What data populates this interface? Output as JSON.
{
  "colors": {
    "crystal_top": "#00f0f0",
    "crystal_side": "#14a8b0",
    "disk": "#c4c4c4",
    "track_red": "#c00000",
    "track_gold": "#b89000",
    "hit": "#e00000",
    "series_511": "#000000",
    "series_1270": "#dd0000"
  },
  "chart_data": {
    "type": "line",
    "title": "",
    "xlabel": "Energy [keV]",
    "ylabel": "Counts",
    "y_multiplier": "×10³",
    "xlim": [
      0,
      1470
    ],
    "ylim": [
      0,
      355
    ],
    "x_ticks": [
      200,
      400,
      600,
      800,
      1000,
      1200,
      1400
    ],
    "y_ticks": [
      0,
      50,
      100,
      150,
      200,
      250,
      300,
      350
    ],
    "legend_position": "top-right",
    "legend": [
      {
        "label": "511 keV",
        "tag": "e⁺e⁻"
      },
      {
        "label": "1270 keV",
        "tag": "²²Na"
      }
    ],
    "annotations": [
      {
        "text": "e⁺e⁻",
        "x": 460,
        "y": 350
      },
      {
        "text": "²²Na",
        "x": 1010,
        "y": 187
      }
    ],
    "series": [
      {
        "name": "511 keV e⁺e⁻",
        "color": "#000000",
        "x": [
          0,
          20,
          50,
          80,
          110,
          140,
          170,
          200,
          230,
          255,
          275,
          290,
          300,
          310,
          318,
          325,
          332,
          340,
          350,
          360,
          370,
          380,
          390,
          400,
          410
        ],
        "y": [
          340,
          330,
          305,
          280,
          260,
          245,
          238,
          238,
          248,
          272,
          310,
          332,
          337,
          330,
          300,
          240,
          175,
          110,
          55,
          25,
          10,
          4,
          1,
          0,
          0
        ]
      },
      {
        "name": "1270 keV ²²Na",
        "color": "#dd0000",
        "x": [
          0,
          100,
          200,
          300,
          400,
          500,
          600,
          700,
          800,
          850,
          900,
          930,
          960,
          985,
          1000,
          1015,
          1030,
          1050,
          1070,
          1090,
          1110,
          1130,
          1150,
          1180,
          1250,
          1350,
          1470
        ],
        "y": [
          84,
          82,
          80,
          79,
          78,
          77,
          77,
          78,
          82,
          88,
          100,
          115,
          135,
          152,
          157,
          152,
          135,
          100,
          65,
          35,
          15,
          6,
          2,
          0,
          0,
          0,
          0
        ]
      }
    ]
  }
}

— CHALLENGE —
Provide only the number of lines in the records containing the string "²²Na".

— WRITTEN REPLY —
3